What to do:
Please repeat all of the listing exactly.

%%

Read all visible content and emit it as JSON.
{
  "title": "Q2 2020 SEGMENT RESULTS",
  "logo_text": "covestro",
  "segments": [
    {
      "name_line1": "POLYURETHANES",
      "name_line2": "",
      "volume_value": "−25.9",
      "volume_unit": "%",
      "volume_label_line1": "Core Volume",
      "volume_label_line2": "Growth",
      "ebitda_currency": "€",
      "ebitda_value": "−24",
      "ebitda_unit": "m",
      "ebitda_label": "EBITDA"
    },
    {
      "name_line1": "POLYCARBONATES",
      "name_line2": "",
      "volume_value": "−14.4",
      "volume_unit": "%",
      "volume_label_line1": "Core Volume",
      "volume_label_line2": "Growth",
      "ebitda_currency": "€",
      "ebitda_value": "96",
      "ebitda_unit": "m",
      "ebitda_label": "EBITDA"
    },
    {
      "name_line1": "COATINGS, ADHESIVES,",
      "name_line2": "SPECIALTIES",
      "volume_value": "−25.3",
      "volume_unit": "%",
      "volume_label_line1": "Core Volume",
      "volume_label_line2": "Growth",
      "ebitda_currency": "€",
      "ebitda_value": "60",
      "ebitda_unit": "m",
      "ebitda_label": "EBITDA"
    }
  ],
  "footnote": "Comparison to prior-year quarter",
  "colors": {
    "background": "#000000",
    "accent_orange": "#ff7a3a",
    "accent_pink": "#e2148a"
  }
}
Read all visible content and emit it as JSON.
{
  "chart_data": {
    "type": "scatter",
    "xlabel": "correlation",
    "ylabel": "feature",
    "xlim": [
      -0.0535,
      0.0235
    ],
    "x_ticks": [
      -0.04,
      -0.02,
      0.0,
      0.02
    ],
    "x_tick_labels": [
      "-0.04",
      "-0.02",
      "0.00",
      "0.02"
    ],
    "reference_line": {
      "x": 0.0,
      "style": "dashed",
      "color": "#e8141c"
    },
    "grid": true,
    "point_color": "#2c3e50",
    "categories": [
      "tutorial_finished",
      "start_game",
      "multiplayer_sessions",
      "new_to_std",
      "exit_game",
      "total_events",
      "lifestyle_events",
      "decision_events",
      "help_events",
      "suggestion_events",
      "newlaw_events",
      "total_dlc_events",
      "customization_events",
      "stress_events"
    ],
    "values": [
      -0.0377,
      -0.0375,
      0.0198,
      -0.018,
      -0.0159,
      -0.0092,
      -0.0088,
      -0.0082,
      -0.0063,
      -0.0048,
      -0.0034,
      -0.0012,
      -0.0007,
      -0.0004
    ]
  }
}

%%

Result for this exercise:
Read all visible content and emit it as JSON.
{
  "title": "Q2 2020 SEGMENT RESULTS",
  "logo_text": "covestro",
  "segments": [
    {
      "name_line1": "POLYURETHANES",
      "name_line2": "",
      "volume_value": "−25.9",
      "volume_unit": "%",
      "volume_label_line1": "Core Volume",
      "volume_label_line2": "Growth",
      "ebitda_currency": "€",
      "ebitda_value": "−24",
      "ebitda_unit": "m",
      "ebitda_label": "EBITDA"
    },
    {
      "name_line1": "POLYCARBONATES",
      "name_line2": "",
      "volume_value": "−14.4",
      "volume_unit": "%",
      "volume_label_line1": "Core Volume",
      "volume_label_line2": "Growth",
      "ebitda_currency": "€",
      "ebitda_value": "96",
      "ebitda_unit": "m",
      "ebitda_label": "EBITDA"
    },
    {
      "name_line1": "COATINGS, ADHESIVES,",
      "name_line2": "SPECIALTIES",
      "volume_value": "−25.3",
      "volume_unit": "%",
      "volume_label_line1": "Core Volume",
      "volume_label_line2": "Growth",
      "ebitda_currency": "€",
      "ebitda_value": "60",
      "ebitda_unit": "m",
      "ebitda_label": "EBITDA"
    }
  ],
  "footnote": "Comparison to prior-year quarter",
  "colors": {
    "background": "#000000",
    "accent_orange": "#ff7a3a",
    "accent_pink": "#e2148a"
  }
}
Read all visible content and emit it as JSON.
{
  "chart_data": {
    "type": "scatter",
    "xlabel": "correlation",
    "ylabel": "feature",
    "xlim": [
      -0.0535,
      0.0235
    ],
    "x_ticks": [
      -0.04,
      -0.02,
      0.0,
      0.02
    ],
    "x_tick_labels": [
      "-0.04",
      "-0.02",
      "0.00",
      "0.02"
    ],
    "reference_line": {
      "x": 0.0,
      "style": "dashed",
      "color": "#e8141c"
    },
    "grid": true,
    "point_color": "#2c3e50",
    "categories": [
      "tutorial_finished",
      "start_game",
      "multiplayer_sessions",
      "new_to_std",
      "exit_game",
      "total_events",
      "lifestyle_events",
      "decision_events",
      "help_events",
      "suggestion_events",
      "newlaw_events",
      "total_dlc_events",
      "customization_events",
      "stress_events"
    ],
    "values": [
      -0.0377,
      -0.0375,
      0.0198,
      -0.018,
      -0.0159,
      -0.0092,
      -0.0088,
      -0.0082,
      -0.0063,
      -0.0048,
      -0.0034,
      -0.0012,
      -0.0007,
      -0.0004
    ]
  }
}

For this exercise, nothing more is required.